--- Available data ---

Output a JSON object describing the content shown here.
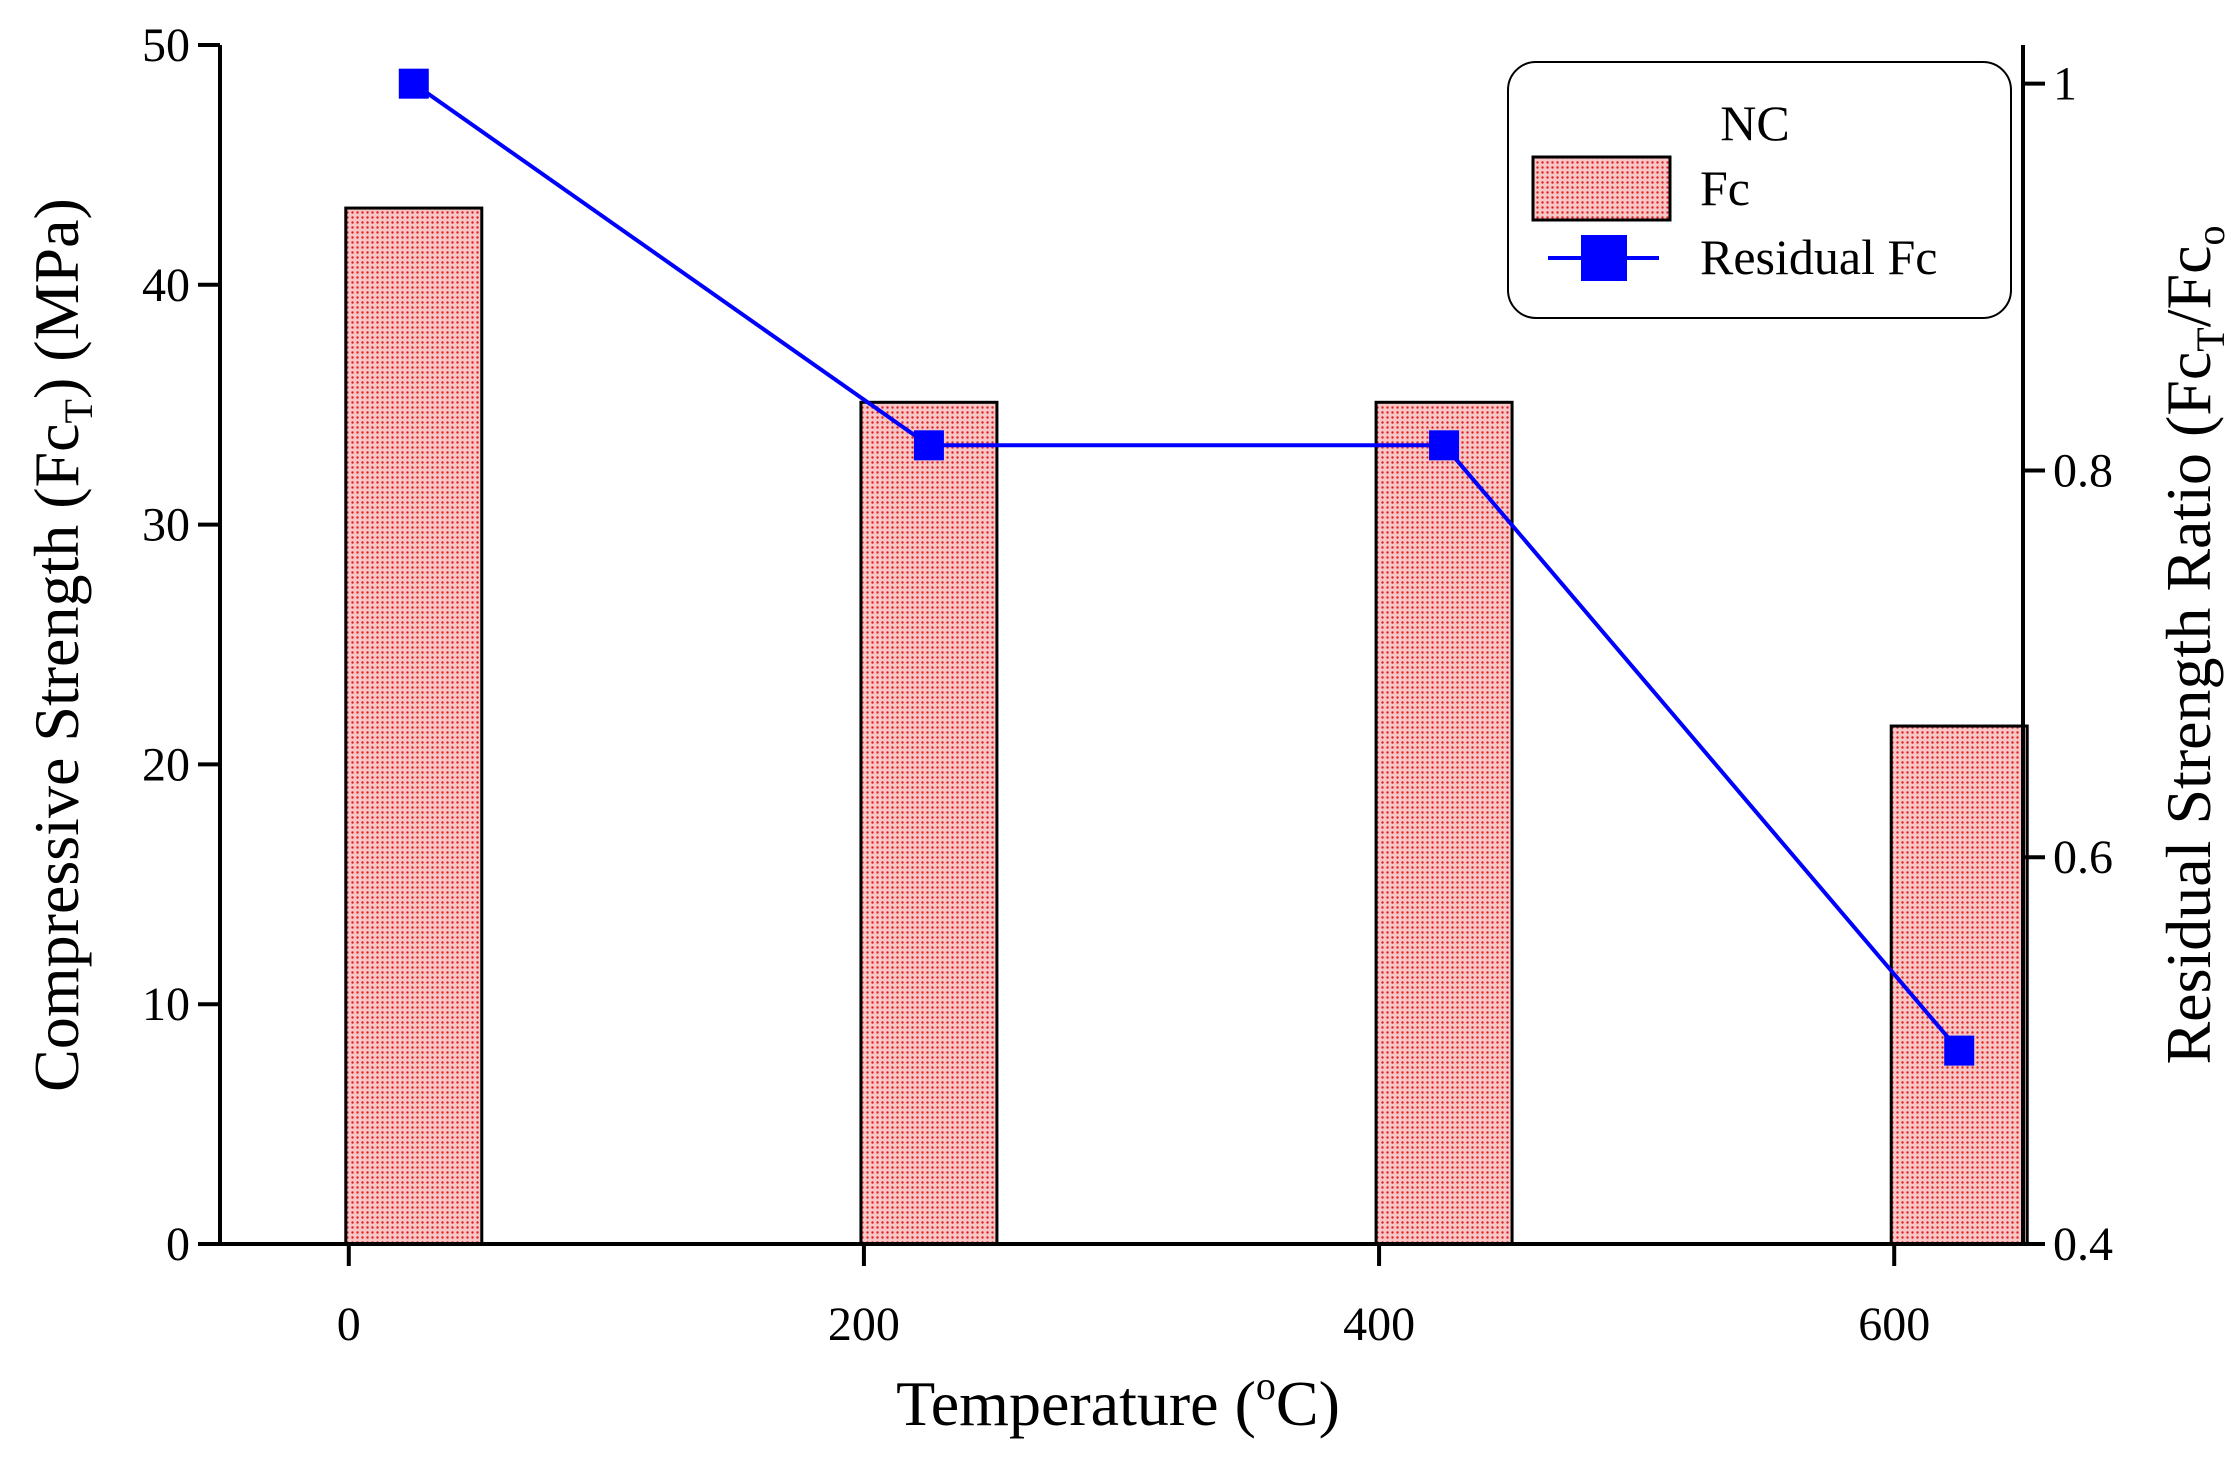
{
  "chart_data": {
    "type": "bar",
    "categories": [
      "0",
      "200",
      "400",
      "600"
    ],
    "x": [
      0,
      200,
      400,
      600
    ],
    "series": [
      {
        "name": "Fc",
        "type": "bar",
        "axis": "left",
        "values": [
          43.2,
          35.1,
          35.1,
          21.6
        ]
      },
      {
        "name": "Residual Fc",
        "type": "line",
        "axis": "right",
        "values": [
          1.0,
          0.813,
          0.813,
          0.5
        ]
      }
    ],
    "xlabel": {
      "main": "Temperature (",
      "sup": "o",
      "tail": "C)"
    },
    "ylabel_left": {
      "main": "Compressive Strength (Fc",
      "sub": "T",
      "tail": ") (MPa)"
    },
    "ylabel_right": {
      "main": "Residual Strength Ratio (Fc",
      "sub1": "T",
      "mid": "/Fc",
      "sub2": "o"
    },
    "xlim": [
      -50,
      650
    ],
    "ylim_left": [
      0,
      50
    ],
    "ylim_right": [
      0.4,
      1.02
    ],
    "x_ticks": [
      "0",
      "200",
      "400",
      "600"
    ],
    "y_left_ticks": [
      "0",
      "10",
      "20",
      "30",
      "40",
      "50"
    ],
    "y_right_ticks": [
      "0.4",
      "0.6",
      "0.8",
      "1"
    ],
    "legend": {
      "title": "NC",
      "items": [
        "Fc",
        "Residual Fc"
      ],
      "position": "top-right"
    },
    "colors": {
      "bar_fill": "#f0a8a8",
      "bar_dot": "#e02020",
      "bar_edge": "#000000",
      "line": "#0000ff",
      "marker": "#0000ff"
    }
  }
}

---

◆ **Aim of the exercise**
Print all the records again exactly; do not include any picture.

◆ **Exercise solution**
Output a JSON object describing the content shown here.
{
  "chart_data": {
    "type": "bar",
    "categories": [
      "0",
      "200",
      "400",
      "600"
    ],
    "x": [
      0,
      200,
      400,
      600
    ],
    "series": [
      {
        "name": "Fc",
        "type": "bar",
        "axis": "left",
        "values": [
          43.2,
          35.1,
          35.1,
          21.6
        ]
      },
      {
        "name": "Residual Fc",
        "type": "line",
        "axis": "right",
        "values": [
          1.0,
          0.813,
          0.813,
          0.5
        ]
      }
    ],
    "xlabel": {
      "main": "Temperature (",
      "sup": "o",
      "tail": "C)"
    },
    "ylabel_left": {
      "main": "Compressive Strength (Fc",
      "sub": "T",
      "tail": ") (MPa)"
    },
    "ylabel_right": {
      "main": "Residual Strength Ratio (Fc",
      "sub1": "T",
      "mid": "/Fc",
      "sub2": "o"
    },
    "xlim": [
      -50,
      650
    ],
    "ylim_left": [
      0,
      50
    ],
    "ylim_right": [
      0.4,
      1.02
    ],
    "x_ticks": [
      "0",
      "200",
      "400",
      "600"
    ],
    "y_left_ticks": [
      "0",
      "10",
      "20",
      "30",
      "40",
      "50"
    ],
    "y_right_ticks": [
      "0.4",
      "0.6",
      "0.8",
      "1"
    ],
    "legend": {
      "title": "NC",
      "items": [
        "Fc",
        "Residual Fc"
      ],
      "position": "top-right"
    },
    "colors": {
      "bar_fill": "#f0a8a8",
      "bar_dot": "#e02020",
      "bar_edge": "#000000",
      "line": "#0000ff",
      "marker": "#0000ff"
    }
  }
}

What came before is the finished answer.